— Direction —
Return every entry exactly as written.
─── Raw data
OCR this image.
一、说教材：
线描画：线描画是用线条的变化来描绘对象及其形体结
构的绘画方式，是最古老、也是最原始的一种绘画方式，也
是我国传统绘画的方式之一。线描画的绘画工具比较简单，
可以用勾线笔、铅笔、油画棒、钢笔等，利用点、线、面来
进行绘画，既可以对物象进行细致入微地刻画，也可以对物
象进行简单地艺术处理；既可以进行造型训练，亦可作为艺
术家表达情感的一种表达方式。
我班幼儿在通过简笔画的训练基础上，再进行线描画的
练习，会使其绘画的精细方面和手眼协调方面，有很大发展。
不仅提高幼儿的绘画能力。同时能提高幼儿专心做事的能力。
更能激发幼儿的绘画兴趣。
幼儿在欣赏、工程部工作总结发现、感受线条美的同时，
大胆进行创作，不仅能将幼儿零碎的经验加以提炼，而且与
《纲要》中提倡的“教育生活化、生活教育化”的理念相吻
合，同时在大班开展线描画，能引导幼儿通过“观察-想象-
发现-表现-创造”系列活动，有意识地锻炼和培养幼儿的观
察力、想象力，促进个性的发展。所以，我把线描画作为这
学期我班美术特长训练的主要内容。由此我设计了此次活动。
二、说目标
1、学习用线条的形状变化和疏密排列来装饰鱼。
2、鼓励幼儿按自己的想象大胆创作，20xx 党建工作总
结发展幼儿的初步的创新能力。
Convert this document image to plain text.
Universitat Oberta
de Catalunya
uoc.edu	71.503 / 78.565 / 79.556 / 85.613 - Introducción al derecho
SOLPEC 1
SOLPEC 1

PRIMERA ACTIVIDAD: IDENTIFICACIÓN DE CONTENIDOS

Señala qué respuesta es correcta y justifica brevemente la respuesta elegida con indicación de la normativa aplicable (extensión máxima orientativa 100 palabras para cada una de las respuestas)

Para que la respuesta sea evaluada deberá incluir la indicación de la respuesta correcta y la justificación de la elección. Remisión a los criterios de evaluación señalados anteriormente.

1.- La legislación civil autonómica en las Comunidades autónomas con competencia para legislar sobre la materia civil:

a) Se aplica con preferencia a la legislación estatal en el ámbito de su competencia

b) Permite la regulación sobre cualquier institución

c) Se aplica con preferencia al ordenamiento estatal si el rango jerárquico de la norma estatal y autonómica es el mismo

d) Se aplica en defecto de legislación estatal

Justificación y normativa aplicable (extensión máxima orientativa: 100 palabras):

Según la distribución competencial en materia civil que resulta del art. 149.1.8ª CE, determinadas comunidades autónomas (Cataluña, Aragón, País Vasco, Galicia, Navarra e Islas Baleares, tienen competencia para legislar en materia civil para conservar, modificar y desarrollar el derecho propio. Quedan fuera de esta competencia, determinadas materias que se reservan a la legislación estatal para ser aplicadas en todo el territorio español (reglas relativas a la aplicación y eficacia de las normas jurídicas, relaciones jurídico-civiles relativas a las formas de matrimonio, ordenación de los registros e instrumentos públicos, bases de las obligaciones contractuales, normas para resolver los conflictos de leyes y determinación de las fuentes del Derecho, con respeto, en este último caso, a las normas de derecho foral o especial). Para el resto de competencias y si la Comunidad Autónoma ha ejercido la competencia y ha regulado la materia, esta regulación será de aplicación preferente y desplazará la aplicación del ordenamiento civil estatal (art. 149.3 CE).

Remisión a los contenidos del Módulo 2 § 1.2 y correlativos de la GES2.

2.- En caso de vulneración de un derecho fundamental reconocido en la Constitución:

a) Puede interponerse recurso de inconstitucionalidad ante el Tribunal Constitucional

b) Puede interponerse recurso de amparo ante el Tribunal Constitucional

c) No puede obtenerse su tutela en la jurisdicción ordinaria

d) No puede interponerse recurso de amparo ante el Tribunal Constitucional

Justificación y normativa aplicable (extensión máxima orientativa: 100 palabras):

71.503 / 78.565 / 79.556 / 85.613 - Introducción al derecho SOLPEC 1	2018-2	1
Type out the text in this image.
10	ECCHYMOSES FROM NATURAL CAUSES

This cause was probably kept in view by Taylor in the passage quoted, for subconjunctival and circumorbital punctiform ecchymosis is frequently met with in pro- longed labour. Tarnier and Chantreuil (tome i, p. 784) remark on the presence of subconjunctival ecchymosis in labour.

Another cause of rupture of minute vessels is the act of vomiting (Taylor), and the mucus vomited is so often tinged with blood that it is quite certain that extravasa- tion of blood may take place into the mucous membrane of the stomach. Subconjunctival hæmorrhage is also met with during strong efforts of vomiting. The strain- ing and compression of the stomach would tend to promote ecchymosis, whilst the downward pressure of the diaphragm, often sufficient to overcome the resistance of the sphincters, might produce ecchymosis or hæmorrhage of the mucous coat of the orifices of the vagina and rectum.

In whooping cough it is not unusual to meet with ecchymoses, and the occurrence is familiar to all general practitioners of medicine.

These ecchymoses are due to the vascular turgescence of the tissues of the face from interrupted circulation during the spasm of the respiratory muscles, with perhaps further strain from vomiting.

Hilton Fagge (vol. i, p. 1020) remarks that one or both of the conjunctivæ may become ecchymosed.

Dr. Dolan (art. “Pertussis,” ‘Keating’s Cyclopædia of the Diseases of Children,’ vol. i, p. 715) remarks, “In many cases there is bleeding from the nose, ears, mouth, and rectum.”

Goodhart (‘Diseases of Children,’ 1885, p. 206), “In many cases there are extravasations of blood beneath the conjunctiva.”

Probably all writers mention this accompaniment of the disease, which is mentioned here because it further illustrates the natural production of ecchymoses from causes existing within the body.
──────
— The response —
OCR this image.
一、说教材：
线描画：线描画是用线条的变化来描绘对象及其形体结
构的绘画方式，是最古老、也是最原始的一种绘画方式，也
是我国传统绘画的方式之一。线描画的绘画工具比较简单，
可以用勾线笔、铅笔、油画棒、钢笔等，利用点、线、面来
进行绘画，既可以对物象进行细致入微地刻画，也可以对物
象进行简单地艺术处理；既可以进行造型训练，亦可作为艺
术家表达情感的一种表达方式。
我班幼儿在通过简笔画的训练基础上，再进行线描画的
练习，会使其绘画的精细方面和手眼协调方面，有很大发展。
不仅提高幼儿的绘画能力。同时能提高幼儿专心做事的能力。
更能激发幼儿的绘画兴趣。
幼儿在欣赏、工程部工作总结发现、感受线条美的同时，
大胆进行创作，不仅能将幼儿零碎的经验加以提炼，而且与
《纲要》中提倡的“教育生活化、生活教育化”的理念相吻
合，同时在大班开展线描画，能引导幼儿通过“观察-想象-
发现-表现-创造”系列活动，有意识地锻炼和培养幼儿的观
察力、想象力，促进个性的发展。所以，我把线描画作为这
学期我班美术特长训练的主要内容。由此我设计了此次活动。
二、说目标
1、学习用线条的形状变化和疏密排列来装饰鱼。
2、鼓励幼儿按自己的想象大胆创作，20xx 党建工作总
结发展幼儿的初步的创新能力。
Convert this document image to plain text.
Universitat Oberta
de Catalunya
uoc.edu	71.503 / 78.565 / 79.556 / 85.613 - Introducción al derecho
SOLPEC 1
SOLPEC 1

PRIMERA ACTIVIDAD: IDENTIFICACIÓN DE CONTENIDOS

Señala qué respuesta es correcta y justifica brevemente la respuesta elegida con indicación de la normativa aplicable (extensión máxima orientativa 100 palabras para cada una de las respuestas)

Para que la respuesta sea evaluada deberá incluir la indicación de la respuesta correcta y la justificación de la elección. Remisión a los criterios de evaluación señalados anteriormente.

1.- La legislación civil autonómica en las Comunidades autónomas con competencia para legislar sobre la materia civil:

a) Se aplica con preferencia a la legislación estatal en el ámbito de su competencia

b) Permite la regulación sobre cualquier institución

c) Se aplica con preferencia al ordenamiento estatal si el rango jerárquico de la norma estatal y autonómica es el mismo

d) Se aplica en defecto de legislación estatal

Justificación y normativa aplicable (extensión máxima orientativa: 100 palabras):

Según la distribución competencial en materia civil que resulta del art. 149.1.8ª CE, determinadas comunidades autónomas (Cataluña, Aragón, País Vasco, Galicia, Navarra e Islas Baleares, tienen competencia para legislar en materia civil para conservar, modificar y desarrollar el derecho propio. Quedan fuera de esta competencia, determinadas materias que se reservan a la legislación estatal para ser aplicadas en todo el territorio español (reglas relativas a la aplicación y eficacia de las normas jurídicas, relaciones jurídico-civiles relativas a las formas de matrimonio, ordenación de los registros e instrumentos públicos, bases de las obligaciones contractuales, normas para resolver los conflictos de leyes y determinación de las fuentes del Derecho, con respeto, en este último caso, a las normas de derecho foral o especial). Para el resto de competencias y si la Comunidad Autónoma ha ejercido la competencia y ha regulado la materia, esta regulación será de aplicación preferente y desplazará la aplicación del ordenamiento civil estatal (art. 149.3 CE).

Remisión a los contenidos del Módulo 2 § 1.2 y correlativos de la GES2.

2.- En caso de vulneración de un derecho fundamental reconocido en la Constitución:

a) Puede interponerse recurso de inconstitucionalidad ante el Tribunal Constitucional

b) Puede interponerse recurso de amparo ante el Tribunal Constitucional

c) No puede obtenerse su tutela en la jurisdicción ordinaria

d) No puede interponerse recurso de amparo ante el Tribunal Constitucional

Justificación y normativa aplicable (extensión máxima orientativa: 100 palabras):

71.503 / 78.565 / 79.556 / 85.613 - Introducción al derecho SOLPEC 1	2018-2	1
Type out the text in this image.
10	ECCHYMOSES FROM NATURAL CAUSES

This cause was probably kept in view by Taylor in the passage quoted, for subconjunctival and circumorbital punctiform ecchymosis is frequently met with in pro- longed labour. Tarnier and Chantreuil (tome i, p. 784) remark on the presence of subconjunctival ecchymosis in labour.

Another cause of rupture of minute vessels is the act of vomiting (Taylor), and the mucus vomited is so often tinged with blood that it is quite certain that extravasa- tion of blood may take place into the mucous membrane of the stomach. Subconjunctival hæmorrhage is also met with during strong efforts of vomiting. The strain- ing and compression of the stomach would tend to promote ecchymosis, whilst the downward pressure of the diaphragm, often sufficient to overcome the resistance of the sphincters, might produce ecchymosis or hæmorrhage of the mucous coat of the orifices of the vagina and rectum.

In whooping cough it is not unusual to meet with ecchymoses, and the occurrence is familiar to all general practitioners of medicine.

These ecchymoses are due to the vascular turgescence of the tissues of the face from interrupted circulation during the spasm of the respiratory muscles, with perhaps further strain from vomiting.

Hilton Fagge (vol. i, p. 1020) remarks that one or both of the conjunctivæ may become ecchymosed.

Dr. Dolan (art. “Pertussis,” ‘Keating’s Cyclopædia of the Diseases of Children,’ vol. i, p. 715) remarks, “In many cases there is bleeding from the nose, ears, mouth, and rectum.”

Goodhart (‘Diseases of Children,’ 1885, p. 206), “In many cases there are extravasations of blood beneath the conjunctiva.”

Probably all writers mention this accompaniment of the disease, which is mentioned here because it further illustrates the natural production of ecchymoses from causes existing within the body.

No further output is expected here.